Traduci in inglese questa frase del brano: "Il commissario tecnico Konstantin Beskov lo ritiene un elemento cardine per l'Europeo del 1964, dove la compagine sovietica è chiamata a difendere il titolo conquistato quattro anni prima."

[BRANO]

A conferma della follia dell'intervento di Mujić vi è la decisione dei compagni di escluderlo dalla partita, nonostante lo stesso fosse il capitano della squadra, essendo troppo marcata la vergogna per un simile comportamento.
Dubinksi fa ritorno a Mosca dove viene operato e dove inizia una lunga riabilitazione, al termine della quale, nel 1963, ritorna al calcio giocato, sia nel CSKA che in nazionale.
Il commissario tecnico Konstantin Beskov lo ritiene un elemento cardine per l'Europeo del 1964, dove la compagine sovietica è chiamata a difendere il titolo conquistato quattro anni prima.
Agli ottavi l'avversario è l'Italia di Edomondo Fabbri, da affrontare in un match di andata e ritorno con prima sfida da giocare in Unione Sovietica, precisamente nell'immenso stadio Lenin di Mosca.

[/BRANO]
[MATERIALE DI STUDIO]

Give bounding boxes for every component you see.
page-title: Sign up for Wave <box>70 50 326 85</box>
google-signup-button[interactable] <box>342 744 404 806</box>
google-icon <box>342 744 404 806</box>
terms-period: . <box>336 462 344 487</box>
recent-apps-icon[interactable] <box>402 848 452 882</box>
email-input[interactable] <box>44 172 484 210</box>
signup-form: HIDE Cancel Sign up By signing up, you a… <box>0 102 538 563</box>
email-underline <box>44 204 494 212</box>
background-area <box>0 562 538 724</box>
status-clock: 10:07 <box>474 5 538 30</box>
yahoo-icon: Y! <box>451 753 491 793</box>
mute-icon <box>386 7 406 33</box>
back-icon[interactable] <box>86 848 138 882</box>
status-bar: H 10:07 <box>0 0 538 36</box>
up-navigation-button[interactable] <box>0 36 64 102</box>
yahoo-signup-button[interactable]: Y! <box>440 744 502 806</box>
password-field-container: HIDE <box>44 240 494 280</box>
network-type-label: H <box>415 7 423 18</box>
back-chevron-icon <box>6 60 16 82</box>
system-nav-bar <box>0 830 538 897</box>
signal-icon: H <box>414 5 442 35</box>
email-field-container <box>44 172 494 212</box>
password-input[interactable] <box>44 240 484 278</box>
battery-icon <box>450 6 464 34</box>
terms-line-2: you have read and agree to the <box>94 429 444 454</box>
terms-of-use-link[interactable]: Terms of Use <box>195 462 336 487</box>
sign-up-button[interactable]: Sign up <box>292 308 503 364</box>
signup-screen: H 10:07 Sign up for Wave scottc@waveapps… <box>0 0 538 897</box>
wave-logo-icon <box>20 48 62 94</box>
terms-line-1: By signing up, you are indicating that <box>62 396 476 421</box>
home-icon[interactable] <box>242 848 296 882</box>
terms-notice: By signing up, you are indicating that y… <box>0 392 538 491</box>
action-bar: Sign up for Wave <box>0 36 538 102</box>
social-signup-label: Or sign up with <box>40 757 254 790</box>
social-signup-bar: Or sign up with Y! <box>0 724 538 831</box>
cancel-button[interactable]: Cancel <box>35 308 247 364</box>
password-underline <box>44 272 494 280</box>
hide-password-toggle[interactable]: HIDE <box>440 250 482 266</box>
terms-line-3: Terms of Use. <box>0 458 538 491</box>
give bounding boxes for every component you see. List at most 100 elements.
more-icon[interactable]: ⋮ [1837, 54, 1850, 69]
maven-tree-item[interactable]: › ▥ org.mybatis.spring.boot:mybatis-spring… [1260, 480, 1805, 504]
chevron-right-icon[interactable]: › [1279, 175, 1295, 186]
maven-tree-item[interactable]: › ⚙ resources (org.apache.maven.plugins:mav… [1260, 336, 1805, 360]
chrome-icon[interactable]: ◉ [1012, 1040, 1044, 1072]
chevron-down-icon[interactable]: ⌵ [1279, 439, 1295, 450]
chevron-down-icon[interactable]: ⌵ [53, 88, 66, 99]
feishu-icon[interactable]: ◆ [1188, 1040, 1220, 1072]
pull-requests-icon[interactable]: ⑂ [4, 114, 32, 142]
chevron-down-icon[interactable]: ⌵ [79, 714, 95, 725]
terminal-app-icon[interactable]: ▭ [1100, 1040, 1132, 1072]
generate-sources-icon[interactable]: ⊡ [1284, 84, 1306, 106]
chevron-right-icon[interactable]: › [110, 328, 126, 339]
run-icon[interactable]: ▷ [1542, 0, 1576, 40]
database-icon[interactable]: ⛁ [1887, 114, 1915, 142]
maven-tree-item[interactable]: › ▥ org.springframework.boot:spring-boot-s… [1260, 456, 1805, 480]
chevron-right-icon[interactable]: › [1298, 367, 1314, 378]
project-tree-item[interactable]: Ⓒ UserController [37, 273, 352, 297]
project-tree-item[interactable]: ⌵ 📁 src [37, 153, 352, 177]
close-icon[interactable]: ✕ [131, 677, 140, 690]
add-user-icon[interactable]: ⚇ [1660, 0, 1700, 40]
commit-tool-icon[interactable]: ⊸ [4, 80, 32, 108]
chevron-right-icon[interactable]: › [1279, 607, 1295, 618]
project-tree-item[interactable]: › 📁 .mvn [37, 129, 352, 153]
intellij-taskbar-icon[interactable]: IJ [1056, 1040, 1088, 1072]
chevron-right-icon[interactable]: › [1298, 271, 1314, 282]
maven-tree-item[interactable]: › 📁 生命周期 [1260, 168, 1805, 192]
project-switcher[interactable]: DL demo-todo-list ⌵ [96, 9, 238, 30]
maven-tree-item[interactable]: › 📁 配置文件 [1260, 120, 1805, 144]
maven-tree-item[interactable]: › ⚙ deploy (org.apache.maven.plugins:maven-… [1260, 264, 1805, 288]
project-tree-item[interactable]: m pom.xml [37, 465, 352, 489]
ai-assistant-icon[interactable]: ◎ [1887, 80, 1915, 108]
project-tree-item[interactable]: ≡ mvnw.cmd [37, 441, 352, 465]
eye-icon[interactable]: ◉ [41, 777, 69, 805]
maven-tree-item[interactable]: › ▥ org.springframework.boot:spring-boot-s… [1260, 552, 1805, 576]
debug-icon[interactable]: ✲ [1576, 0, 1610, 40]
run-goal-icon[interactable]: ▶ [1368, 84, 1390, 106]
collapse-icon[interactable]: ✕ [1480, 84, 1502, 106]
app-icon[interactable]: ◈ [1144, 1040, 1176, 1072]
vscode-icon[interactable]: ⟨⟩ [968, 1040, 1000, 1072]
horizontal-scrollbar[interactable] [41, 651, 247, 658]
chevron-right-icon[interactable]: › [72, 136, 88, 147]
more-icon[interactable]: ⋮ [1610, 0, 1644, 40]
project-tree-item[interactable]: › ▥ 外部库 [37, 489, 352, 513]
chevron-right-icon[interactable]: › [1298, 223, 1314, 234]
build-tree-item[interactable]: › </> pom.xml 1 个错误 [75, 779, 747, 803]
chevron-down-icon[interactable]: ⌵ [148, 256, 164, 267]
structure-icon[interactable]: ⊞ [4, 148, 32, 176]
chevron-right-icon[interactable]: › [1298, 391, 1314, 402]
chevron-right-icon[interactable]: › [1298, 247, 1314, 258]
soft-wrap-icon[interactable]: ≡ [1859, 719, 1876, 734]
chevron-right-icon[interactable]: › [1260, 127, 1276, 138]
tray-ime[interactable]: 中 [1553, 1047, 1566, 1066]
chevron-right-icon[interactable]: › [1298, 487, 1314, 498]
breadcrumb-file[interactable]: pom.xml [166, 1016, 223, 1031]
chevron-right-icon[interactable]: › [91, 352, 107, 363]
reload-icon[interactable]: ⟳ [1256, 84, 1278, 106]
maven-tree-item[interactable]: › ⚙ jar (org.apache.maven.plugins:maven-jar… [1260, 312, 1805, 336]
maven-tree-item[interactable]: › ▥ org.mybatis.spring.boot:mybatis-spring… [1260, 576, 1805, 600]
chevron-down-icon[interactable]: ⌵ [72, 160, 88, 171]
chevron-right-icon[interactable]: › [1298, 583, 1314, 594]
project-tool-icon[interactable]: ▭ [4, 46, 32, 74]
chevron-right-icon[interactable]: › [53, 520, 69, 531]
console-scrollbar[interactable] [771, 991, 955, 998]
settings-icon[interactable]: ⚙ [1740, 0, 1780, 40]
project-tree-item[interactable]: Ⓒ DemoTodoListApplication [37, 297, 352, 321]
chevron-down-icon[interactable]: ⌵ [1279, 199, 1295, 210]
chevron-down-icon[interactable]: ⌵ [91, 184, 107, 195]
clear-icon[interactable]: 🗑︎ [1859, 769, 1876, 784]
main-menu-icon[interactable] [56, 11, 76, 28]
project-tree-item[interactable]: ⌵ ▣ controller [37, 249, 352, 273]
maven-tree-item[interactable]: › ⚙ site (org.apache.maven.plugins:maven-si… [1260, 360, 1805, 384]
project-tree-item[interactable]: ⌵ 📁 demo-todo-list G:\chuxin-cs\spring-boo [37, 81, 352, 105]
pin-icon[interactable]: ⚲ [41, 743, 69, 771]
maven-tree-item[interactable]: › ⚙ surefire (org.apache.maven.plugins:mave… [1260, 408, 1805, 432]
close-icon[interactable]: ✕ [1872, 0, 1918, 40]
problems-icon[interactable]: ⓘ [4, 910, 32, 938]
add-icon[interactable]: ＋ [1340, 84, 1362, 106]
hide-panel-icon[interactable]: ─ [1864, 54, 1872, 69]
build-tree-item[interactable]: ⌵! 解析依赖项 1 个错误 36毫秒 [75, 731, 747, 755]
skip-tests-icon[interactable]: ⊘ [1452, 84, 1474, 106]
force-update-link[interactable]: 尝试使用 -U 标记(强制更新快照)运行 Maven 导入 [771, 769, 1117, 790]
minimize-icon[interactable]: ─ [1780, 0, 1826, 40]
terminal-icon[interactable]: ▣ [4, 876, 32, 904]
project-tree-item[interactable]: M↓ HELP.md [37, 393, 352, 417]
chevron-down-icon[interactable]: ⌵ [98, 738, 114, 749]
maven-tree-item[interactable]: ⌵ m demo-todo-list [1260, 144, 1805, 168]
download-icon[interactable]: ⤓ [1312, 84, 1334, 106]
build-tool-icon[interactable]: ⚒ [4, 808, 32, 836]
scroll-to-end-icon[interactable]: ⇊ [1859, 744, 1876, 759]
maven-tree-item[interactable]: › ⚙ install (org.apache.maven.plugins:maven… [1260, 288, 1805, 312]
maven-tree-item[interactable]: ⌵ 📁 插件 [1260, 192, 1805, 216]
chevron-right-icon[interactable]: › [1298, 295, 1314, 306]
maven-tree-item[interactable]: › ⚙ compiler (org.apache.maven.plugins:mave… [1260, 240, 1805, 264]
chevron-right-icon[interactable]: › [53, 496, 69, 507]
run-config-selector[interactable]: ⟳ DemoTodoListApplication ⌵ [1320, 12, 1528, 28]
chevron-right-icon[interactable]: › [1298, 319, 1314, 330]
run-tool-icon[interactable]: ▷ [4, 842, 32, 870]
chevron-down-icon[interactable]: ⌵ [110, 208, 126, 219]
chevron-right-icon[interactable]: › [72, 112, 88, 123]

[/MATERIALE DI STUDIO]

* **SOLUZIONE**: Head coach Konstantin Beskov considers him a cornerstone for the 1964 European Championship, where the Soviet side is called upon to defend the title it won four years earlier.